(What you have to do)
Each line below should be retyped exactly, with no pictures.

(Data in this exercise)
++++++

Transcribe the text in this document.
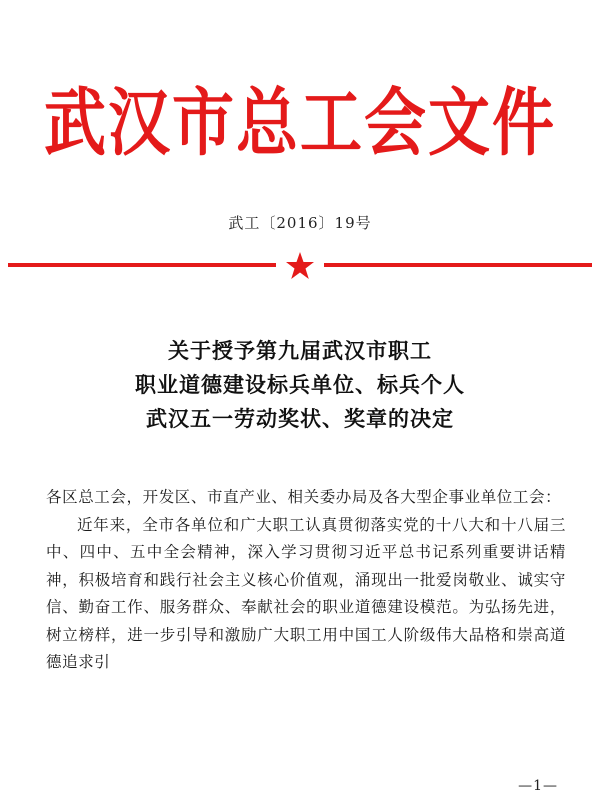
武汉市总工会文件
武工〔2016〕19号
关于授予第九届武汉市职工
职业道德建设标兵单位、标兵个人
武汉五一劳动奖状、奖章的决定

各区总工会，开发区、市直产业、相关委办局及各大型企事业单位工会：

近年来，全市各单位和广大职工认真贯彻落实党的十八大和十八届三中、四中、五中全会精神，深入学习贯彻习近平总书记系列重要讲话精神，积极培育和践行社会主义核心价值观，涌现出一批爱岗敬业、诚实守信、勤奋工作、服务群众、奉献社会的职业道德建设模范。为弘扬先进，树立榜样，进一步引导和激励广大职工用中国工人阶级伟大品格和崇高道德追求引

—1—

++++++

(Task solution)
Transcribe the text in this document.
武汉市总工会文件
武工〔2016〕19号
关于授予第九届武汉市职工
职业道德建设标兵单位、标兵个人
武汉五一劳动奖状、奖章的决定

各区总工会，开发区、市直产业、相关委办局及各大型企事业单位工会：

近年来，全市各单位和广大职工认真贯彻落实党的十八大和十八届三中、四中、五中全会精神，深入学习贯彻习近平总书记系列重要讲话精神，积极培育和践行社会主义核心价值观，涌现出一批爱岗敬业、诚实守信、勤奋工作、服务群众、奉献社会的职业道德建设模范。为弘扬先进，树立榜样，进一步引导和激励广大职工用中国工人阶级伟大品格和崇高道德追求引

—1—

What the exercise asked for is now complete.